Exercise requirements:
1. Reproduce the part of the comment on love that opens with the words containing "Like that is" and closes with "passes through it.".
2. According to the comment on love, for how long did the writer try to let it go?
3. List everything the comment on love names after the words "surrounded by my".

Text block:

Segment Open

Anyway thank s for trying to enlight me,didn’t work.I guess the saying is right.We cannot talk about love really.Thelma?Paul?Where are you here?Help.
Yes and then….., what can we do ?, when you are lost for be in love to someone. Who love you with the Eros Evil face ?
And you don’t know how to change that situations, that you have been live since five year ago.
Like that is the only principal objective in your live…love someone who don’t love you the way that you hope to.
Let him go.. I did…but I tried to let it go for two years … but is surrounded by my family, friends, travel, spirituality, I felt alone …
I have to end this situation as it is likely that back to me and become a crazy for the rest of my life … I acknowledge that I will put stronger as it passes through it.

Segment Closed

Records excerpted from a collection
Segment Open

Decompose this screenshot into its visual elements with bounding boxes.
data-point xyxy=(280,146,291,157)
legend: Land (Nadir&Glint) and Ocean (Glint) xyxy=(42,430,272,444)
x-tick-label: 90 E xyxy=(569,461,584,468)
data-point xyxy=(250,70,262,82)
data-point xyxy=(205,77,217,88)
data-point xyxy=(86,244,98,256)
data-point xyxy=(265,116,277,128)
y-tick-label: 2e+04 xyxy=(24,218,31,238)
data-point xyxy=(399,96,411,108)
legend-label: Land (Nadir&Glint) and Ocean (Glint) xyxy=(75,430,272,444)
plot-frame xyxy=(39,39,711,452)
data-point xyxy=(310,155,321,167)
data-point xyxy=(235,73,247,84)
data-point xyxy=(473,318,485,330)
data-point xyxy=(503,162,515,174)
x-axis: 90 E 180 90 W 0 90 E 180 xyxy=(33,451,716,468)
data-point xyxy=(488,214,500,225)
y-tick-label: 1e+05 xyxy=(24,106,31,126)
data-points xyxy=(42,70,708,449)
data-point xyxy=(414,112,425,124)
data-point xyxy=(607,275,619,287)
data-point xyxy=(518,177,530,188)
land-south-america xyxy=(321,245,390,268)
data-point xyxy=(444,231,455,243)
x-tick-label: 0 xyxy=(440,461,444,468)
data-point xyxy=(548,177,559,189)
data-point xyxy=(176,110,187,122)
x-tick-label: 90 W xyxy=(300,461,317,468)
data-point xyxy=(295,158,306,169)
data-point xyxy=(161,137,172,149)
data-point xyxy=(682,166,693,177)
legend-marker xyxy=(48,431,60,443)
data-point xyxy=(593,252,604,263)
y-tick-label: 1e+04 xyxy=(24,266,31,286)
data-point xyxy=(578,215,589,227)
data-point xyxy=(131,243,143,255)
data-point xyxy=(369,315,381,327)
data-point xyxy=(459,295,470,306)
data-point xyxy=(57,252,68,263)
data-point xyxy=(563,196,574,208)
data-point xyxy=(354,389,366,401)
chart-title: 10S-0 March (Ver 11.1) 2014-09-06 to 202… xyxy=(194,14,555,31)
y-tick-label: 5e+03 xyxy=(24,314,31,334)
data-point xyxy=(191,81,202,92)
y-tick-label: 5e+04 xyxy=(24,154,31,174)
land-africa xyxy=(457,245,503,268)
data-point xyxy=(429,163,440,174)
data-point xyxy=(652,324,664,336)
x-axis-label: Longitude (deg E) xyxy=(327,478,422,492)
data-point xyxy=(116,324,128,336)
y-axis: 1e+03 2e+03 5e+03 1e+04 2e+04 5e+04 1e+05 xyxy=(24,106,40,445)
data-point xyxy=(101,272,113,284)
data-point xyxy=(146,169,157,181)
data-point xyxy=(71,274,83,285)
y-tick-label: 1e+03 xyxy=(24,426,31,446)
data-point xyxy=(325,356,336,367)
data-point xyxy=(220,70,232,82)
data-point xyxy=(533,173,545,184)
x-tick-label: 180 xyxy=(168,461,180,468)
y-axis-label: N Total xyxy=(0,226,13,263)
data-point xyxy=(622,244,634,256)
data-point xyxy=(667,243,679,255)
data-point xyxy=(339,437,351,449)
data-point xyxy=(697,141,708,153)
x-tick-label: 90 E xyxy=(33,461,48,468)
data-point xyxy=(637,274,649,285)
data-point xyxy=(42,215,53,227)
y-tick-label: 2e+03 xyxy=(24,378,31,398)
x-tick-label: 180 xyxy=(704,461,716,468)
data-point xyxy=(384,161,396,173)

Segment Closed

Exercise responses:
1.
Like that is the only principal objective in your live…love someone who don’t love you the way that you hope to.
Let him go.. I did…but I tried to let it go for two years … but is surrounded by my family, friends, travel, spirituality, I felt alone …
I have to end this situation as it is likely that back to me and become a crazy for the rest of my life … I acknowledge that I will put stronger as it passes through it.

2. Two years.

3. family, friends, travel, spirituality